What needs to be done
Omit the pictures, please, and give each record below again exactly.

++++++++++

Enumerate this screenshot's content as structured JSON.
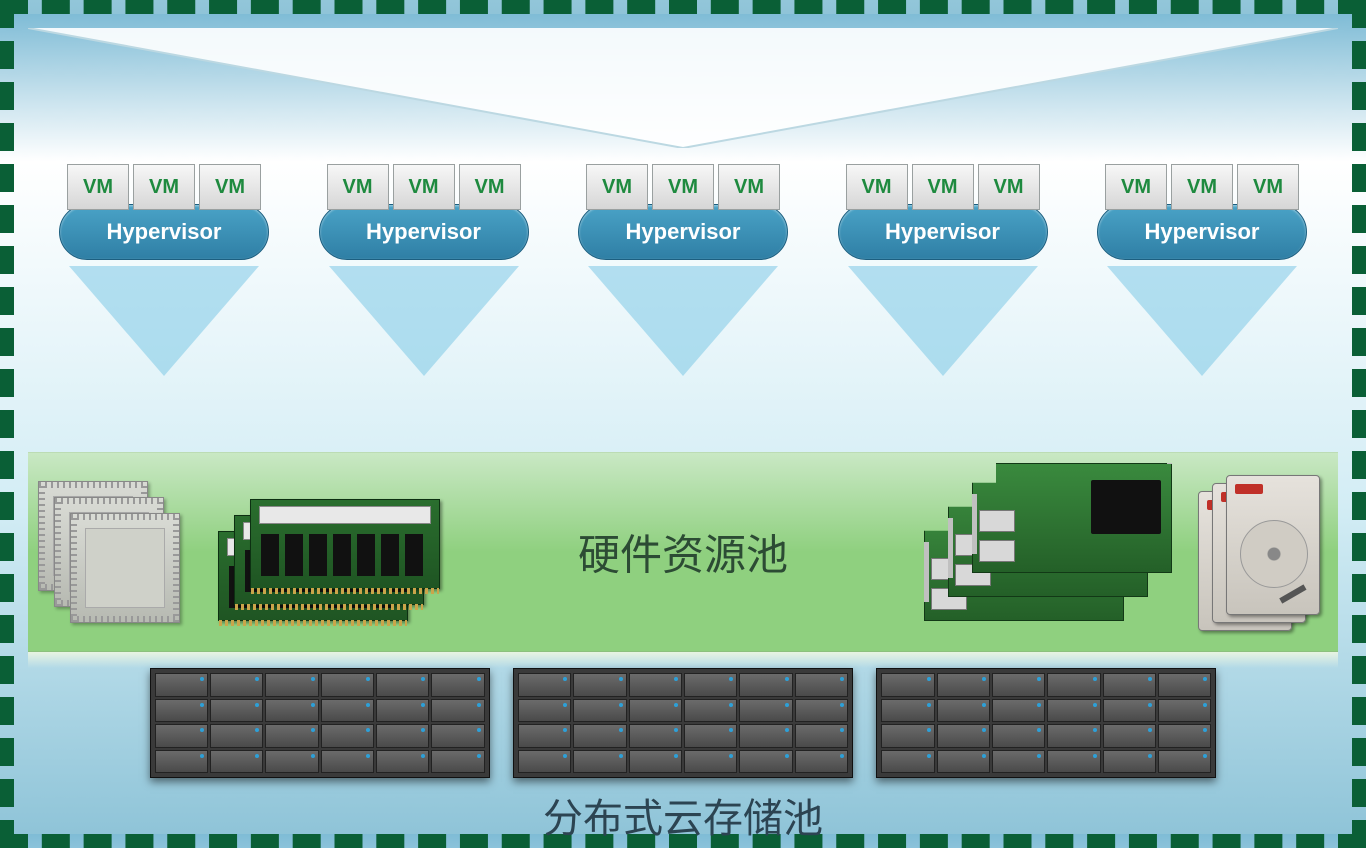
{
  "diagram": {
    "type": "infographic",
    "hypervisor_stacks": {
      "count": 5,
      "vm_label": "VM",
      "vms_per_stack": 3,
      "hypervisor_label": "Hypervisor",
      "vm_text_color": "#1e8a3f",
      "vm_bg_gradient": [
        "#f7f7f7",
        "#d6d6d6"
      ],
      "hypervisor_bg_gradient": [
        "#4aa3c7",
        "#2f7fa5"
      ],
      "hypervisor_text_color": "#ffffff",
      "cone_color": "rgba(125,200,230,.55)"
    },
    "hardware_pool": {
      "label": "硬件资源池",
      "band_gradient": [
        "#c9e8c4",
        "#8fd07f"
      ],
      "label_color": "#2c4b34",
      "label_fontsize": 42,
      "components": {
        "cpu_count": 3,
        "ram_count": 3,
        "nic_count": 3,
        "hdd_count": 3
      }
    },
    "storage_pool": {
      "label": "分布式云存储池",
      "label_color": "#2c4452",
      "label_fontsize": 40,
      "servers": 3,
      "bays_per_server": 24,
      "bay_columns": 6,
      "bay_rows": 4,
      "chassis_color": "#3a3a3a",
      "bay_gradient": [
        "#6b6b6b",
        "#4a4a4a"
      ],
      "led_color": "#2da0d8"
    },
    "frame_border_color": "#0a5f36",
    "background_gradient": [
      "#7fbcd6",
      "#ffffff",
      "#d3edf5",
      "#8fc4d8"
    ]
  }
}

++++++++++

Solution for this problem
Enumerate this screenshot's content as structured JSON.
{
  "diagram": {
    "type": "infographic",
    "hypervisor_stacks": {
      "count": 5,
      "vm_label": "VM",
      "vms_per_stack": 3,
      "hypervisor_label": "Hypervisor",
      "vm_text_color": "#1e8a3f",
      "vm_bg_gradient": [
        "#f7f7f7",
        "#d6d6d6"
      ],
      "hypervisor_bg_gradient": [
        "#4aa3c7",
        "#2f7fa5"
      ],
      "hypervisor_text_color": "#ffffff",
      "cone_color": "rgba(125,200,230,.55)"
    },
    "hardware_pool": {
      "label": "硬件资源池",
      "band_gradient": [
        "#c9e8c4",
        "#8fd07f"
      ],
      "label_color": "#2c4b34",
      "label_fontsize": 42,
      "components": {
        "cpu_count": 3,
        "ram_count": 3,
        "nic_count": 3,
        "hdd_count": 3
      }
    },
    "storage_pool": {
      "label": "分布式云存储池",
      "label_color": "#2c4452",
      "label_fontsize": 40,
      "servers": 3,
      "bays_per_server": 24,
      "bay_columns": 6,
      "bay_rows": 4,
      "chassis_color": "#3a3a3a",
      "bay_gradient": [
        "#6b6b6b",
        "#4a4a4a"
      ],
      "led_color": "#2da0d8"
    },
    "frame_border_color": "#0a5f36",
    "background_gradient": [
      "#7fbcd6",
      "#ffffff",
      "#d3edf5",
      "#8fc4d8"
    ]
  }
}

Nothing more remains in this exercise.